Objetivo del ejercicio: Extraiga literalmente el fragmento del texto sobre la reacción de Trump ante la pandemia que comienza en "El show toca" y termina en "pudo resumirlo mejor.".

Documento fuente:
%%
Y entonces, llegó la pandemia
Cuando el coronavirus empezó a extenderse por el mundo, Trump se instaló en la negación. “Prácticamente lo hemos parado”, sostenía el 2 de febrero; “un día desaparecerá, como un milagro”, llegó a decir el 27 de ese mes; “nada se cierra por la gripe”, insistía aún el 9 de marzo.
Luego, cuando la ferocidad del virus se hizo evidente y se declaró la pandemia, se impuso el instinto del animal televisivo y, durante semanas, ofreció ruedas de prensa diarias a cuál más errática. A menos de un año de las elecciones, y con una crisis insólita que daba al traste con su principal argumento de campaña —la economía iba rabiosamente bien—, decidió ponerse el traje de comandante en jefe ante una nación en peligro, pero lo hizo tan embebido de sí mismo que dio lugar a algunos de los episodios más estrambóticos de su presidencia.
Día tras día, contradecía a los propios expertos de la Casa Blanca en vivo y en directo, daba información errónea sobre los tratamientos y rechazaba las recomendaciones de su propio Gobierno, como cuando animó a reabrir el país el Domingo de Pascua, azuzó las protestas contra el confinamiento y se empeñó en no usar mascarilla. Esta deriva alcanzó el paroxismo el 23 de abril, animando a los estadounidenses a inyectarse desinfectante. “Veo el desinfectante, que lo deja KO en un minuto, ¿hay alguna manera de que podamos hacer algo así mediante una inyección? Porque ves que entra en los pulmones y hace un daño tremendo en los pulmones, así que sería interesante probarlo”, dijo. Dos días después aseguró que bromeaba, pero suspendió las ruedas de prensa.
Pronto retomó, eso sí, los actos multitudinarios con sus seguidores, en los que no llevar mascarilla era una declaración de principios, y redobló su agenda de actos oficiales. Mientras, se burlaba de que su rival demócrata en las elecciones, Joe Biden, pasase la campaña prácticamente recluido en casa.
La madrugada del 2 de octubre, comunicó que tanto él como su esposa se habían contagiado. Con 74 años de edad, el presidente formaba parte del grupo vulnerable al virus y fue hospitalizado y tratado con fuertes medicaciones. Quien a estas alturas de su historia en la Casa Blanca pensase que el episodio sería un punto de inflexión en su relación con la crisis sanitaria, es que no había sabido tomar aún las medidas del personaje.
Cuando abandonó el hospital, grabó un vídeo haciendo de la necesidad virtud: “He aprendido mucho de la covid, he aprendido yendo de veras a la escuela, esta es la verdadera escuela, y lo capto, lo entiendo, es una cosa muy interesante”, decía. “Esta es la verdadera escuela”, insistía, erigiéndose en experto. A las pocas semanas, volvió a los actos multitudinarios sin mascarillas.
¿Trump es natural o interpreta un papel? ¿Sus extravagancias son espontáneas u obedecen a una pensada estrategia? Preguntado por ello, John Bolton respondió en una entrevista a este periódico: “Creo que es su forma de ser, pero no soy loquero, no voy a explicar por qué es así, qué le pasó en la infancia, ni nada de eso. No me importa; lo que importa es su forma de comportarse y ha sido así siempre, según la gente que le conoce desde hace décadas”.
El show toca a su fin, pero Estados Unidos ha descubierto con Trump una nueva normalidad que costará mucho olvidar. En la convención republicana de este verano, la que le coronó como candidato presidencial, su hija Ivanka celebró ante el público: “Washington no ha cambiado a Donald Trump, Donald Trump ha cambiado Washington”. Y no pudo resumirlo mejor.
%%
Datos almacenados
%%
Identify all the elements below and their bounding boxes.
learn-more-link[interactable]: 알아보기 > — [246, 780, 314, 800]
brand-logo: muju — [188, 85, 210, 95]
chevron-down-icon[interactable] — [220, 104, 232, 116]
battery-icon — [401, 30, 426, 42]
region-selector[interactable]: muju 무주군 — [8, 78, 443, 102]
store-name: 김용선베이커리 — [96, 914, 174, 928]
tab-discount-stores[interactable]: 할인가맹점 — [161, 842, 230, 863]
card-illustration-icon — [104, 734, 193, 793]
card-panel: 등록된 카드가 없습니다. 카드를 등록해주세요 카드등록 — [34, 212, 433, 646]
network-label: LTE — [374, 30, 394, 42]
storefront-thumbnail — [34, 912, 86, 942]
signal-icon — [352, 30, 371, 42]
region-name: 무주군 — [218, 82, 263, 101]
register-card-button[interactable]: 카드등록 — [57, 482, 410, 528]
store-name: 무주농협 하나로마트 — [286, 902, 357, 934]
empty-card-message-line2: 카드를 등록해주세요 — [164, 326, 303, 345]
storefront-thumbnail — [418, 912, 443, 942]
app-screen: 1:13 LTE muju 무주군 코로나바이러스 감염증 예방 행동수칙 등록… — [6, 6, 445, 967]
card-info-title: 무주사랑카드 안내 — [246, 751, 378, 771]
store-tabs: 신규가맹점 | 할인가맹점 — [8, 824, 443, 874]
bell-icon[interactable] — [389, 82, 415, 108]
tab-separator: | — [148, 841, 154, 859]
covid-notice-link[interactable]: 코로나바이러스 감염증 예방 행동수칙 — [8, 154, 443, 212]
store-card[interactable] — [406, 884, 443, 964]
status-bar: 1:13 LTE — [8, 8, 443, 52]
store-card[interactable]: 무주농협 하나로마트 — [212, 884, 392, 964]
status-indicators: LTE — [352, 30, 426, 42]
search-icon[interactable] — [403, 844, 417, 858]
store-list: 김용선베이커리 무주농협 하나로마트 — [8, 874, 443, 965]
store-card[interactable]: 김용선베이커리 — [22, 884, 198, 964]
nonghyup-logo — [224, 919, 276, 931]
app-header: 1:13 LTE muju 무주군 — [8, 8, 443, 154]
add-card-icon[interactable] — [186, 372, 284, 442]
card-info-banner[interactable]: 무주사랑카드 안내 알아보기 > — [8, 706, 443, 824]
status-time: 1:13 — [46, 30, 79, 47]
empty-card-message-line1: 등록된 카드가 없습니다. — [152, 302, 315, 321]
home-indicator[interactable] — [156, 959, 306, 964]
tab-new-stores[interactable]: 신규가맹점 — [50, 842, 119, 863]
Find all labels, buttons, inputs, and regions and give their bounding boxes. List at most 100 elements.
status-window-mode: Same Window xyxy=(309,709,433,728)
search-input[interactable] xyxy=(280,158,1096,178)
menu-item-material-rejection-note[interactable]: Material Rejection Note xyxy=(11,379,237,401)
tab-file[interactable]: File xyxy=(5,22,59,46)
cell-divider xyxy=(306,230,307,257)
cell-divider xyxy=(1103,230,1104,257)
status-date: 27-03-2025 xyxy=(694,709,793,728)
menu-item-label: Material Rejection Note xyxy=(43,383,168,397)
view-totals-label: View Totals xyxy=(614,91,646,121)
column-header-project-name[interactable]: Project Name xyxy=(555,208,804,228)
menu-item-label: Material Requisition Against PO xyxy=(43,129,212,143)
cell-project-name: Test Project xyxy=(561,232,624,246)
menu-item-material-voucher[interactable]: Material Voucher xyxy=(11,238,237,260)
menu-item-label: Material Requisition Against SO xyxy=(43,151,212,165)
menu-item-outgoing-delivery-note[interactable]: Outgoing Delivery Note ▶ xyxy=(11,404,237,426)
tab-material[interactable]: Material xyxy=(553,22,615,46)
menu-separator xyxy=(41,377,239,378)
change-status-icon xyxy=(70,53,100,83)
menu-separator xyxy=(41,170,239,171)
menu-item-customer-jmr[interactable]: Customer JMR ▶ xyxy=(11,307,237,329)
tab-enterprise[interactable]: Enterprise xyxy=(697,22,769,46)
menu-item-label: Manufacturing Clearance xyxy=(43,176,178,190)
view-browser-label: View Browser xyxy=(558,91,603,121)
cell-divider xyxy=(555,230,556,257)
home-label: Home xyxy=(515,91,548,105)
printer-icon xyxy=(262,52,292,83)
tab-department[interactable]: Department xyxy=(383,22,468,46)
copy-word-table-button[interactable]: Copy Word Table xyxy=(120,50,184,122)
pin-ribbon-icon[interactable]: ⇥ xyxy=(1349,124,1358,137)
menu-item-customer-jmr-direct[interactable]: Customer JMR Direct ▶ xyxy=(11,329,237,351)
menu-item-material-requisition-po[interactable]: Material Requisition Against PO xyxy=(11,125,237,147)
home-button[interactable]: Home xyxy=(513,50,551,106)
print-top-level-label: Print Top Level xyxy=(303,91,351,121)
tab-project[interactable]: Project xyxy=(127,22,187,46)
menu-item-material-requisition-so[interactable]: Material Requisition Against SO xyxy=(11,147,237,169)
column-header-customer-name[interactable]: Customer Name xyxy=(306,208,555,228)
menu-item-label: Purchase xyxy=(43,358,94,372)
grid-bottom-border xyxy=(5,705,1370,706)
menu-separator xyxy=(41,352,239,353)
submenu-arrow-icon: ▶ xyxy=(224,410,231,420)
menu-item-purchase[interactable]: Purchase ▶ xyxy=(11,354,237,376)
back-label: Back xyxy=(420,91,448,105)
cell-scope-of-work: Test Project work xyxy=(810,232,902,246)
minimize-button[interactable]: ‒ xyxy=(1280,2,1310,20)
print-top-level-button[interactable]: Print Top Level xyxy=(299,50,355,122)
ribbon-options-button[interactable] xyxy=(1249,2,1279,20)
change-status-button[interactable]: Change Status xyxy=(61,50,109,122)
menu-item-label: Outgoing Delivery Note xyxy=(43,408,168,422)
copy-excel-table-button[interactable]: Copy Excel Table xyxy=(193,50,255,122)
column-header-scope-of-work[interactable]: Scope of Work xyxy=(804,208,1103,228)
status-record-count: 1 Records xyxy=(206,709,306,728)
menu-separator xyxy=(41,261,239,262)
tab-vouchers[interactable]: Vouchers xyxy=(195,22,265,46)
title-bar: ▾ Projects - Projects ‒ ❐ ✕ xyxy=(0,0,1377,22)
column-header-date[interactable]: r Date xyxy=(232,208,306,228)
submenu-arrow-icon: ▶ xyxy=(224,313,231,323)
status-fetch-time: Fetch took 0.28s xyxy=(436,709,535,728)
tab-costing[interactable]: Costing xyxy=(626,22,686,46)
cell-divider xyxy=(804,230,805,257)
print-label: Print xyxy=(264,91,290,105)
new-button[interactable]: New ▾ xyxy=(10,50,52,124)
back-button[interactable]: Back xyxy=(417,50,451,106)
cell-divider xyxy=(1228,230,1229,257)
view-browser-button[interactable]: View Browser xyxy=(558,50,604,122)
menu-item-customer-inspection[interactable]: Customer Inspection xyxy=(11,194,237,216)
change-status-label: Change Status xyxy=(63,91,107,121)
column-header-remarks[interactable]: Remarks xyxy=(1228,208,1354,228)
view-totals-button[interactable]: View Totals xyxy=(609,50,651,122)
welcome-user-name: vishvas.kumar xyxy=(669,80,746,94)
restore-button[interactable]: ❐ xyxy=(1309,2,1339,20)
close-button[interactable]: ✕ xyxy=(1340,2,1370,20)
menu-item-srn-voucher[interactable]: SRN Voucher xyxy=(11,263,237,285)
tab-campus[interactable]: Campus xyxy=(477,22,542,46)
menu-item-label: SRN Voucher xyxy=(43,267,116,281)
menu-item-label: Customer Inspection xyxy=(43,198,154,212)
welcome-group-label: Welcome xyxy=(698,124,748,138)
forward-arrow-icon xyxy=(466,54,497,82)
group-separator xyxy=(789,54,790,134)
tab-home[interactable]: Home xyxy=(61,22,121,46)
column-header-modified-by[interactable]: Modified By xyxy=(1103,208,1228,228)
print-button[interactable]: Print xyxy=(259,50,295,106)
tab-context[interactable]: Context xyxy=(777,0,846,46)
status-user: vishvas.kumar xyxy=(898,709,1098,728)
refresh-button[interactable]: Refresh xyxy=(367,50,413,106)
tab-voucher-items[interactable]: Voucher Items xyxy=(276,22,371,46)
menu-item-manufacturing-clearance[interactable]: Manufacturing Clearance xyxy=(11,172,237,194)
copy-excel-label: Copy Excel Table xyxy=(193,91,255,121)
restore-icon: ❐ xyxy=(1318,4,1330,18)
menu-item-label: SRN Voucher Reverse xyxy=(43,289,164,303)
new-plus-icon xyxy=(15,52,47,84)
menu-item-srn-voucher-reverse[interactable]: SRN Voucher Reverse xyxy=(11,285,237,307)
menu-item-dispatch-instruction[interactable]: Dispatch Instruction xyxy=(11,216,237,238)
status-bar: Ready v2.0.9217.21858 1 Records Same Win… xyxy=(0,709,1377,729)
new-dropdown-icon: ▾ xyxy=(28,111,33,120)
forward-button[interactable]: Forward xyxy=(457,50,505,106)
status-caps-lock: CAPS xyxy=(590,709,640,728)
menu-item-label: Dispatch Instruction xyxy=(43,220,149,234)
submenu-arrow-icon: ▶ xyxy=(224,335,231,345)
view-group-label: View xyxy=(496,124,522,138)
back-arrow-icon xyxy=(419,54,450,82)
%%
Resultado obtenido:
El show toca a su fin, pero Estados Unidos ha descubierto con Trump una nueva normalidad que costará mucho olvidar. En la convención republicana de este verano, la que le coronó como candidato presidencial, su hija Ivanka celebró ante el público: “Washington no ha cambiado a Donald Trump, Donald Trump ha cambiado Washington”. Y no pudo resumirlo mejor.